# [To do]
1/ According to the book review, how much of the book deals with the game of rock-paper-scissors?
2/ Rewrite the stretch of the book review from "Afterwards the book" through "making it worse.", changing "randomness" to "chance".

━━━ Text for analysis

I have to admit, I bought Rock Breaks Scissors: A Practical Guide to Outguessing and Outwitting Almost Everybody because of the title. I was between this and Fortune’s formula. I thought how can one write a book about rock-paper-scissors strategies? Would that include lizard and Spock also?
It turns out there’s only one chapter about the game. The book starts really strong, with Claude Shannon’s outguessing machine and how it worked. It then continues with a bit of Benford’s Law and Nigrini‘s work (and I am both a fan of the Law and of Nigrini’s book). Next is some excursion in Madoff‘s scheme and how it could have been detected had someone paid more attention to the numbers.
Afterwards the book becomes increasingly boring to me as it offers some advise on how to outguess office pools on bets I am not really interested in (like American football, NCAA and picking the Oscar winners). With that comes a so much dumbed down treatise on randomness that is becomes annoying to the point that I sometimes wonder whether Poundstone himself understands it. And all that just to disprove the hot hand feeling that sometimes players feel. Yes, there is no hot hand. No, let them believe it there is. You cannot beat the belief by serving a dumbed down treatise on randomness. You’re making it worse.
Finally, the book finished with some work on the stock market. After several pages with a particular long-term investment example the author finally admits that “nobody invests for 132 years” and then proceeds to offer some advise that fits a lifespan better. Well, I do not like fillers like this when this is supposed to be an advise book.
A US audience might be happier with the book. What is damaging to me though, is that I need to look elsewhere for the history of the Kelly criterion (which is the subject of the other book from the same author that I was thinking about buying).

━━━━━━
━━━ Data extracts

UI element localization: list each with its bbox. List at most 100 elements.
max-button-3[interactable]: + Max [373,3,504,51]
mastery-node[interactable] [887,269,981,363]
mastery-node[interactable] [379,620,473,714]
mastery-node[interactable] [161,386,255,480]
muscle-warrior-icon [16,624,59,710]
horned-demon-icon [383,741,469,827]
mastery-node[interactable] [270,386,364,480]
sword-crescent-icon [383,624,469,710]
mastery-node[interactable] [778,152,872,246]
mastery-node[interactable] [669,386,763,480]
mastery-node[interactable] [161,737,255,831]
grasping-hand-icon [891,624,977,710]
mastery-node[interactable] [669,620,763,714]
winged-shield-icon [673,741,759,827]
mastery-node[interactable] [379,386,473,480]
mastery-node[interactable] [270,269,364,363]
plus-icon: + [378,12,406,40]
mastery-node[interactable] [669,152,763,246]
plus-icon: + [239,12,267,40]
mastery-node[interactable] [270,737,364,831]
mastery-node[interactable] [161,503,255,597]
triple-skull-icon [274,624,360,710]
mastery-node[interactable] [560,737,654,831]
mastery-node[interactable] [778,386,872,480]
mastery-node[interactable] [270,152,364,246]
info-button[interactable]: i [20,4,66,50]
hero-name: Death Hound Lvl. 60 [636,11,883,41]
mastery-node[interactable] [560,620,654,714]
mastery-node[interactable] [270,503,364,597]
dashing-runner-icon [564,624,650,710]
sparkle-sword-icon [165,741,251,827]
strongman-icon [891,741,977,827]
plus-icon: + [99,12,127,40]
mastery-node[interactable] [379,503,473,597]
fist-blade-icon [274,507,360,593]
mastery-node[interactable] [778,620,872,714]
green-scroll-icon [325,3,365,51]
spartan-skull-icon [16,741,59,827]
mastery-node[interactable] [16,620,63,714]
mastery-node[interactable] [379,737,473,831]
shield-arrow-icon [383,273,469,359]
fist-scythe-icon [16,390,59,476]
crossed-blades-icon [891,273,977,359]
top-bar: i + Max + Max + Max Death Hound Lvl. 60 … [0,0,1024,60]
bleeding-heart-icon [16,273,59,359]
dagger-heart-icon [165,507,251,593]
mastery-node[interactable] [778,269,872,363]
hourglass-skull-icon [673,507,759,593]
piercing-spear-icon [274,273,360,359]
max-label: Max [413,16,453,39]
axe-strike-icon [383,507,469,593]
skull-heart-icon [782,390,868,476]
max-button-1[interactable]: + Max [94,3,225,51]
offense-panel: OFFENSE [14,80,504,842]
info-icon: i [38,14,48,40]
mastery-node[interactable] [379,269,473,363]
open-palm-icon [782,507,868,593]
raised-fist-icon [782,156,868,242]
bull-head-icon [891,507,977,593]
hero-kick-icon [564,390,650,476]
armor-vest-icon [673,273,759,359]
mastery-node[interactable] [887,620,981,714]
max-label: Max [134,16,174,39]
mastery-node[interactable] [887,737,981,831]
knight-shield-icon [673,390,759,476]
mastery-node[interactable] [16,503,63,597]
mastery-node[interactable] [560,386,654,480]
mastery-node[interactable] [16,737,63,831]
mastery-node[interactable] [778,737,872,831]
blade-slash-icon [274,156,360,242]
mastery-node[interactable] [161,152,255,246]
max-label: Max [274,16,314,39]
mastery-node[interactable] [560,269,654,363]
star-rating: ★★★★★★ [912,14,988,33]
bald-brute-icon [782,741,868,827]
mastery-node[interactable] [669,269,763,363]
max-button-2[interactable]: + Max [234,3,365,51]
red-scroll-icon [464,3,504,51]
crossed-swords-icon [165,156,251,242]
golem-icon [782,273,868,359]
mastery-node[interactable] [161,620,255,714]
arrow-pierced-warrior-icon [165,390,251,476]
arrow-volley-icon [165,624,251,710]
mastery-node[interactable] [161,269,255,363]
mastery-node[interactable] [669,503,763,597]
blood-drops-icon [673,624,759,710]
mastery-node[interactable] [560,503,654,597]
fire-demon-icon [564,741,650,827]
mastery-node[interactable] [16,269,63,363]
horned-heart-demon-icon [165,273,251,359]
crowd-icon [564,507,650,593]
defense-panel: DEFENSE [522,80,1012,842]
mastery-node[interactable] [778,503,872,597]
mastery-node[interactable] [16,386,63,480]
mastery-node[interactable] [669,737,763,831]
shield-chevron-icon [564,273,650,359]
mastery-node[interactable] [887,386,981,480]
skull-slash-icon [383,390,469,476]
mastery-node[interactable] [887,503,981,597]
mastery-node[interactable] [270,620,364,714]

━━━━━━

# [Results for each task]
1/ Only one chapter.

2/
Afterwards the book becomes increasingly boring to me as it offers some advise on how to outguess office pools on bets I am not really interested in (like American football, NCAA and picking the Oscar winners). With that comes a so much dumbed down treatise on chance that is becomes annoying to the point that I sometimes wonder whether Poundstone himself understands it. And all that just to disprove the hot hand feeling that sometimes players feel. Yes, there is no hot hand. No, let them believe it there is. You cannot beat the belief by serving a dumbed down treatise on chance. You’re making it worse.